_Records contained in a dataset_
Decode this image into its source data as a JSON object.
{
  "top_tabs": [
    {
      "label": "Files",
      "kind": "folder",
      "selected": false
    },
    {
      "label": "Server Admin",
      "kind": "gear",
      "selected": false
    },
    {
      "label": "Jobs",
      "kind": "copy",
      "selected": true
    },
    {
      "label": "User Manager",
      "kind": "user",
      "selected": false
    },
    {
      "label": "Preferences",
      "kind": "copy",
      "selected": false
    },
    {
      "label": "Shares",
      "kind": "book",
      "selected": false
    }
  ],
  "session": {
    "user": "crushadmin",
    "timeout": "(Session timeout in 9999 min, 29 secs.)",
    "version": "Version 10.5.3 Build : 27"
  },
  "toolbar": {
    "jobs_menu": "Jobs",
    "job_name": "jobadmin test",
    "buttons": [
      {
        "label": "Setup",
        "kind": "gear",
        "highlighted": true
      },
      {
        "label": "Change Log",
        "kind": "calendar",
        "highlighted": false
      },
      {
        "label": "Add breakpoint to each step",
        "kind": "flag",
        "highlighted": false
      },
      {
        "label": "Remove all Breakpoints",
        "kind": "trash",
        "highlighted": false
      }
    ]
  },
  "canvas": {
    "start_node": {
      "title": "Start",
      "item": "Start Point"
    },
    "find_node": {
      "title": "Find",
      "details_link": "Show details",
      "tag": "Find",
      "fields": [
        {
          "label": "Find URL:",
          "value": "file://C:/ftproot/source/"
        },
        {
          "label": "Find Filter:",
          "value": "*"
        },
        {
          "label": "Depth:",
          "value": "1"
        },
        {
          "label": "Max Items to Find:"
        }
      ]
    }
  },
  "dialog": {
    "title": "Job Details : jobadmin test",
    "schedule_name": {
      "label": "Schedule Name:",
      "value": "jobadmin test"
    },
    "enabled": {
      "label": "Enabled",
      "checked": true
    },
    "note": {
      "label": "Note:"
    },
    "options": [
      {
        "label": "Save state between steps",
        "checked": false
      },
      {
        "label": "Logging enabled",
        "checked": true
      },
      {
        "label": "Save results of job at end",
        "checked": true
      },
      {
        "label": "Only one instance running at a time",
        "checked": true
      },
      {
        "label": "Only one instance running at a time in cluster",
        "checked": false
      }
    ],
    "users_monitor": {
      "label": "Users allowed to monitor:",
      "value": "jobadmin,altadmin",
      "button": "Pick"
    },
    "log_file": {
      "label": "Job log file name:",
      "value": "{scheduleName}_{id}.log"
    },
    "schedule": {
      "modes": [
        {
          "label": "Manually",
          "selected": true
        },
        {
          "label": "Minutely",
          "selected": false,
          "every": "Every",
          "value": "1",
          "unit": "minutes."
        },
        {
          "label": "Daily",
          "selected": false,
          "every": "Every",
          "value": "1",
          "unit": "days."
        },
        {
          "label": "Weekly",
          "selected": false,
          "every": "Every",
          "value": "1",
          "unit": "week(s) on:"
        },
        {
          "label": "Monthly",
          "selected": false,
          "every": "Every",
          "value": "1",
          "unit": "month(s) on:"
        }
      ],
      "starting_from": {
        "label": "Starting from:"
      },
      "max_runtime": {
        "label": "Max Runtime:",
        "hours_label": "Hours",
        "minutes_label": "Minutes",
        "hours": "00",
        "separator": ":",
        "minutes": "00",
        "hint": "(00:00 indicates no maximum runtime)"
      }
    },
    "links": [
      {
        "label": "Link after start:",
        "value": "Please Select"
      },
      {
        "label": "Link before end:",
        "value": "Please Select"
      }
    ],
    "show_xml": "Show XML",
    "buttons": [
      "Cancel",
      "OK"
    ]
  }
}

_Stated exercise_
Return each line of the records above exactly as it reads.

_Answer below_
Decode this image into its source data as a JSON object.
{
  "top_tabs": [
    {
      "label": "Files",
      "kind": "folder",
      "selected": false
    },
    {
      "label": "Server Admin",
      "kind": "gear",
      "selected": false
    },
    {
      "label": "Jobs",
      "kind": "copy",
      "selected": true
    },
    {
      "label": "User Manager",
      "kind": "user",
      "selected": false
    },
    {
      "label": "Preferences",
      "kind": "copy",
      "selected": false
    },
    {
      "label": "Shares",
      "kind": "book",
      "selected": false
    }
  ],
  "session": {
    "user": "crushadmin",
    "timeout": "(Session timeout in 9999 min, 29 secs.)",
    "version": "Version 10.5.3 Build : 27"
  },
  "toolbar": {
    "jobs_menu": "Jobs",
    "job_name": "jobadmin test",
    "buttons": [
      {
        "label": "Setup",
        "kind": "gear",
        "highlighted": true
      },
      {
        "label": "Change Log",
        "kind": "calendar",
        "highlighted": false
      },
      {
        "label": "Add breakpoint to each step",
        "kind": "flag",
        "highlighted": false
      },
      {
        "label": "Remove all Breakpoints",
        "kind": "trash",
        "highlighted": false
      }
    ]
  },
  "canvas": {
    "start_node": {
      "title": "Start",
      "item": "Start Point"
    },
    "find_node": {
      "title": "Find",
      "details_link": "Show details",
      "tag": "Find",
      "fields": [
        {
          "label": "Find URL:",
          "value": "file://C:/ftproot/source/"
        },
        {
          "label": "Find Filter:",
          "value": "*"
        },
        {
          "label": "Depth:",
          "value": "1"
        },
        {
          "label": "Max Items to Find:"
        }
      ]
    }
  },
  "dialog": {
    "title": "Job Details : jobadmin test",
    "schedule_name": {
      "label": "Schedule Name:",
      "value": "jobadmin test"
    },
    "enabled": {
      "label": "Enabled",
      "checked": true
    },
    "note": {
      "label": "Note:"
    },
    "options": [
      {
        "label": "Save state between steps",
        "checked": false
      },
      {
        "label": "Logging enabled",
        "checked": true
      },
      {
        "label": "Save results of job at end",
        "checked": true
      },
      {
        "label": "Only one instance running at a time",
        "checked": true
      },
      {
        "label": "Only one instance running at a time in cluster",
        "checked": false
      }
    ],
    "users_monitor": {
      "label": "Users allowed to monitor:",
      "value": "jobadmin,altadmin",
      "button": "Pick"
    },
    "log_file": {
      "label": "Job log file name:",
      "value": "{scheduleName}_{id}.log"
    },
    "schedule": {
      "modes": [
        {
          "label": "Manually",
          "selected": true
        },
        {
          "label": "Minutely",
          "selected": false,
          "every": "Every",
          "value": "1",
          "unit": "minutes."
        },
        {
          "label": "Daily",
          "selected": false,
          "every": "Every",
          "value": "1",
          "unit": "days."
        },
        {
          "label": "Weekly",
          "selected": false,
          "every": "Every",
          "value": "1",
          "unit": "week(s) on:"
        },
        {
          "label": "Monthly",
          "selected": false,
          "every": "Every",
          "value": "1",
          "unit": "month(s) on:"
        }
      ],
      "starting_from": {
        "label": "Starting from:"
      },
      "max_runtime": {
        "label": "Max Runtime:",
        "hours_label": "Hours",
        "minutes_label": "Minutes",
        "hours": "00",
        "separator": ":",
        "minutes": "00",
        "hint": "(00:00 indicates no maximum runtime)"
      }
    },
    "links": [
      {
        "label": "Link after start:",
        "value": "Please Select"
      },
      {
        "label": "Link before end:",
        "value": "Please Select"
      }
    ],
    "show_xml": "Show XML",
    "buttons": [
      "Cancel",
      "OK"
    ]
  }
}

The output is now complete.